**Given task**
Reproduce every entry exactly as shown.
[BEGIN Records to use]
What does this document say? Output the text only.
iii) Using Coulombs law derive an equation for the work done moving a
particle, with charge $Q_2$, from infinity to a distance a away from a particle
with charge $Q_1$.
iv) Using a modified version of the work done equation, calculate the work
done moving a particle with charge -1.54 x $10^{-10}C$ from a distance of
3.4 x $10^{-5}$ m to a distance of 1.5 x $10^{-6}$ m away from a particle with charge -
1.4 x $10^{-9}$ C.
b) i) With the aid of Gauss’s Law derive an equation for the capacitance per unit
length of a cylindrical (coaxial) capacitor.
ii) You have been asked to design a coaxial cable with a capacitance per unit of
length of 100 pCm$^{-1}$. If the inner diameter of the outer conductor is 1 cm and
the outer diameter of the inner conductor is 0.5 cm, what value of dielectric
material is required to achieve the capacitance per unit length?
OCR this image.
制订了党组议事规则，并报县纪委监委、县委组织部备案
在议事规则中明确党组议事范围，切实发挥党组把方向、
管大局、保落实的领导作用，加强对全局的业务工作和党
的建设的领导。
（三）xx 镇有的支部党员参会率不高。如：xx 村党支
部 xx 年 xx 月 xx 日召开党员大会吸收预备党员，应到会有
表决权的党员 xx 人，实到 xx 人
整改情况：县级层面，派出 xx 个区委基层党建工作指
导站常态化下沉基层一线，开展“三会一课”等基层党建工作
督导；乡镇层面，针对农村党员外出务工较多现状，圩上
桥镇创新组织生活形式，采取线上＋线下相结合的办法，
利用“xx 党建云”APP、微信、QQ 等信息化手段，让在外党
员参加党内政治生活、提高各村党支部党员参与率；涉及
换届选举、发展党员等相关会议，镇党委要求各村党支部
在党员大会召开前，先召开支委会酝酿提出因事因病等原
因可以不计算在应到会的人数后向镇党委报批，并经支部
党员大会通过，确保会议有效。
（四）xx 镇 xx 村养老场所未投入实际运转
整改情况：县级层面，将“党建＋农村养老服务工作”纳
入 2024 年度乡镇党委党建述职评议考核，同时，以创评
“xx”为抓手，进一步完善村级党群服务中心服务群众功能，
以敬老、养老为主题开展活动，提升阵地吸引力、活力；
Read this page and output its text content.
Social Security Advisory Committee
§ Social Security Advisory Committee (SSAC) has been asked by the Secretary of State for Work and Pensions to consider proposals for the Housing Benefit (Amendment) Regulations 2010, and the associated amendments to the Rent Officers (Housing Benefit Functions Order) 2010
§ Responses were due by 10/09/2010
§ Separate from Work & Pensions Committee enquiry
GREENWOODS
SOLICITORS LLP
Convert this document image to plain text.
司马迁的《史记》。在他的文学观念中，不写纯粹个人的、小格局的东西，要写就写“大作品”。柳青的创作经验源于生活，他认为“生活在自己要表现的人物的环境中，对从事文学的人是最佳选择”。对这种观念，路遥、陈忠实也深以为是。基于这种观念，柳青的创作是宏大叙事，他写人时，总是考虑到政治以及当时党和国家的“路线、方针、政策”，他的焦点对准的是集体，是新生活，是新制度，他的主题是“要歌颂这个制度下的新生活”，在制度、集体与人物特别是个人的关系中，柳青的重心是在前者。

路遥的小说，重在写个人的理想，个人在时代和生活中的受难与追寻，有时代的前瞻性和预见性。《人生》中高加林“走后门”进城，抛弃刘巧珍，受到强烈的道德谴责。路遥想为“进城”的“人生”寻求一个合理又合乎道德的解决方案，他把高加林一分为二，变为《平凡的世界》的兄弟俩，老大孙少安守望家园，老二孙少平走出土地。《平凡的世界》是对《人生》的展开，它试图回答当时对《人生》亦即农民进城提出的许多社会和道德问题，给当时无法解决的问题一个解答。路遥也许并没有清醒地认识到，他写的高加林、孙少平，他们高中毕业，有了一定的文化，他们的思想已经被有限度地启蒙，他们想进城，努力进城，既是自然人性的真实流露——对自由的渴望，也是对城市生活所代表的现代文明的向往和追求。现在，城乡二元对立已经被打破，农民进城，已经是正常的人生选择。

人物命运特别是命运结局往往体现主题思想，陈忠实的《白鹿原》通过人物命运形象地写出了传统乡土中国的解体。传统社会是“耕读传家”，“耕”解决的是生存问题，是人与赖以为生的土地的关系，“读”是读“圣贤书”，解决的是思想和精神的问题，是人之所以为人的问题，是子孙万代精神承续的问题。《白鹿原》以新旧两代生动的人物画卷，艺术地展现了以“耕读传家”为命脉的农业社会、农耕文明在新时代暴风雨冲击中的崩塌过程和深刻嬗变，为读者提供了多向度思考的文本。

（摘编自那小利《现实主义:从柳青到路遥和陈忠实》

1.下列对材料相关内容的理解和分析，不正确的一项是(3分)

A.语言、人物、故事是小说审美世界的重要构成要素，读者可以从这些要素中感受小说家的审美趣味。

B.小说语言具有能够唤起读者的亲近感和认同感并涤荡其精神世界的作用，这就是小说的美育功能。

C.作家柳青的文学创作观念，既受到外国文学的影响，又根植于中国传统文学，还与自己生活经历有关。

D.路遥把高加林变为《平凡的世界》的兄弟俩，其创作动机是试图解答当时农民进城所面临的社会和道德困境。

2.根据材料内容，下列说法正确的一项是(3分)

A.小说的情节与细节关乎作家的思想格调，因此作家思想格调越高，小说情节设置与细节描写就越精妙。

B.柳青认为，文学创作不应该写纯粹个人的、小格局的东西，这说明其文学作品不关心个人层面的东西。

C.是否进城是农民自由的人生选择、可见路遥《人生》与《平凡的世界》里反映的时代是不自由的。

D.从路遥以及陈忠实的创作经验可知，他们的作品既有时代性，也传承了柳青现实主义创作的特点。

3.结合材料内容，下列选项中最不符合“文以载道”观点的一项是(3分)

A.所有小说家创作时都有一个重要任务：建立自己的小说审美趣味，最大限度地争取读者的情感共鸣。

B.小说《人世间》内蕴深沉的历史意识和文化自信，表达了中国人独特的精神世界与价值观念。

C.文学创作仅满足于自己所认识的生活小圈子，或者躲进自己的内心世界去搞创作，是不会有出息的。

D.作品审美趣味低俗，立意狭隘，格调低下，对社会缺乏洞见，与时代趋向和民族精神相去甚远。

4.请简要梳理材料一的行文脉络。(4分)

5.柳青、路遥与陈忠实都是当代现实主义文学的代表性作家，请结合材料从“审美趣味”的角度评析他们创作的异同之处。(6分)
[END Records to use]
**The reply**
What does this document say? Output the text only.
iii) Using Coulombs law derive an equation for the work done moving a
particle, with charge $Q_2$, from infinity to a distance a away from a particle
with charge $Q_1$.
iv) Using a modified version of the work done equation, calculate the work
done moving a particle with charge -1.54 x $10^{-10}C$ from a distance of
3.4 x $10^{-5}$ m to a distance of 1.5 x $10^{-6}$ m away from a particle with charge -
1.4 x $10^{-9}$ C.
b) i) With the aid of Gauss’s Law derive an equation for the capacitance per unit
length of a cylindrical (coaxial) capacitor.
ii) You have been asked to design a coaxial cable with a capacitance per unit of
length of 100 pCm$^{-1}$. If the inner diameter of the outer conductor is 1 cm and
the outer diameter of the inner conductor is 0.5 cm, what value of dielectric
material is required to achieve the capacitance per unit length?
OCR this image.
制订了党组议事规则，并报县纪委监委、县委组织部备案
在议事规则中明确党组议事范围，切实发挥党组把方向、
管大局、保落实的领导作用，加强对全局的业务工作和党
的建设的领导。
（三）xx 镇有的支部党员参会率不高。如：xx 村党支
部 xx 年 xx 月 xx 日召开党员大会吸收预备党员，应到会有
表决权的党员 xx 人，实到 xx 人
整改情况：县级层面，派出 xx 个区委基层党建工作指
导站常态化下沉基层一线，开展“三会一课”等基层党建工作
督导；乡镇层面，针对农村党员外出务工较多现状，圩上
桥镇创新组织生活形式，采取线上＋线下相结合的办法，
利用“xx 党建云”APP、微信、QQ 等信息化手段，让在外党
员参加党内政治生活、提高各村党支部党员参与率；涉及
换届选举、发展党员等相关会议，镇党委要求各村党支部
在党员大会召开前，先召开支委会酝酿提出因事因病等原
因可以不计算在应到会的人数后向镇党委报批，并经支部
党员大会通过，确保会议有效。
（四）xx 镇 xx 村养老场所未投入实际运转
整改情况：县级层面，将“党建＋农村养老服务工作”纳
入 2024 年度乡镇党委党建述职评议考核，同时，以创评
“xx”为抓手，进一步完善村级党群服务中心服务群众功能，
以敬老、养老为主题开展活动，提升阵地吸引力、活力；
Read this page and output its text content.
Social Security Advisory Committee
§ Social Security Advisory Committee (SSAC) has been asked by the Secretary of State for Work and Pensions to consider proposals for the Housing Benefit (Amendment) Regulations 2010, and the associated amendments to the Rent Officers (Housing Benefit Functions Order) 2010
§ Responses were due by 10/09/2010
§ Separate from Work & Pensions Committee enquiry
GREENWOODS
SOLICITORS LLP
Convert this document image to plain text.
司马迁的《史记》。在他的文学观念中，不写纯粹个人的、小格局的东西，要写就写“大作品”。柳青的创作经验源于生活，他认为“生活在自己要表现的人物的环境中，对从事文学的人是最佳选择”。对这种观念，路遥、陈忠实也深以为是。基于这种观念，柳青的创作是宏大叙事，他写人时，总是考虑到政治以及当时党和国家的“路线、方针、政策”，他的焦点对准的是集体，是新生活，是新制度，他的主题是“要歌颂这个制度下的新生活”，在制度、集体与人物特别是个人的关系中，柳青的重心是在前者。

路遥的小说，重在写个人的理想，个人在时代和生活中的受难与追寻，有时代的前瞻性和预见性。《人生》中高加林“走后门”进城，抛弃刘巧珍，受到强烈的道德谴责。路遥想为“进城”的“人生”寻求一个合理又合乎道德的解决方案，他把高加林一分为二，变为《平凡的世界》的兄弟俩，老大孙少安守望家园，老二孙少平走出土地。《平凡的世界》是对《人生》的展开，它试图回答当时对《人生》亦即农民进城提出的许多社会和道德问题，给当时无法解决的问题一个解答。路遥也许并没有清醒地认识到，他写的高加林、孙少平，他们高中毕业，有了一定的文化，他们的思想已经被有限度地启蒙，他们想进城，努力进城，既是自然人性的真实流露——对自由的渴望，也是对城市生活所代表的现代文明的向往和追求。现在，城乡二元对立已经被打破，农民进城，已经是正常的人生选择。

人物命运特别是命运结局往往体现主题思想，陈忠实的《白鹿原》通过人物命运形象地写出了传统乡土中国的解体。传统社会是“耕读传家”，“耕”解决的是生存问题，是人与赖以为生的土地的关系，“读”是读“圣贤书”，解决的是思想和精神的问题，是人之所以为人的问题，是子孙万代精神承续的问题。《白鹿原》以新旧两代生动的人物画卷，艺术地展现了以“耕读传家”为命脉的农业社会、农耕文明在新时代暴风雨冲击中的崩塌过程和深刻嬗变，为读者提供了多向度思考的文本。

（摘编自那小利《现实主义:从柳青到路遥和陈忠实》

1.下列对材料相关内容的理解和分析，不正确的一项是(3分)

A.语言、人物、故事是小说审美世界的重要构成要素，读者可以从这些要素中感受小说家的审美趣味。

B.小说语言具有能够唤起读者的亲近感和认同感并涤荡其精神世界的作用，这就是小说的美育功能。

C.作家柳青的文学创作观念，既受到外国文学的影响，又根植于中国传统文学，还与自己生活经历有关。

D.路遥把高加林变为《平凡的世界》的兄弟俩，其创作动机是试图解答当时农民进城所面临的社会和道德困境。

2.根据材料内容，下列说法正确的一项是(3分)

A.小说的情节与细节关乎作家的思想格调，因此作家思想格调越高，小说情节设置与细节描写就越精妙。

B.柳青认为，文学创作不应该写纯粹个人的、小格局的东西，这说明其文学作品不关心个人层面的东西。

C.是否进城是农民自由的人生选择、可见路遥《人生》与《平凡的世界》里反映的时代是不自由的。

D.从路遥以及陈忠实的创作经验可知，他们的作品既有时代性，也传承了柳青现实主义创作的特点。

3.结合材料内容，下列选项中最不符合“文以载道”观点的一项是(3分)

A.所有小说家创作时都有一个重要任务：建立自己的小说审美趣味，最大限度地争取读者的情感共鸣。

B.小说《人世间》内蕴深沉的历史意识和文化自信，表达了中国人独特的精神世界与价值观念。

C.文学创作仅满足于自己所认识的生活小圈子，或者躲进自己的内心世界去搞创作，是不会有出息的。

D.作品审美趣味低俗，立意狭隘，格调低下，对社会缺乏洞见，与时代趋向和民族精神相去甚远。

4.请简要梳理材料一的行文脉络。(4分)

5.柳青、路遥与陈忠实都是当代现实主义文学的代表性作家，请结合材料从“审美趣味”的角度评析他们创作的异同之处。(6分)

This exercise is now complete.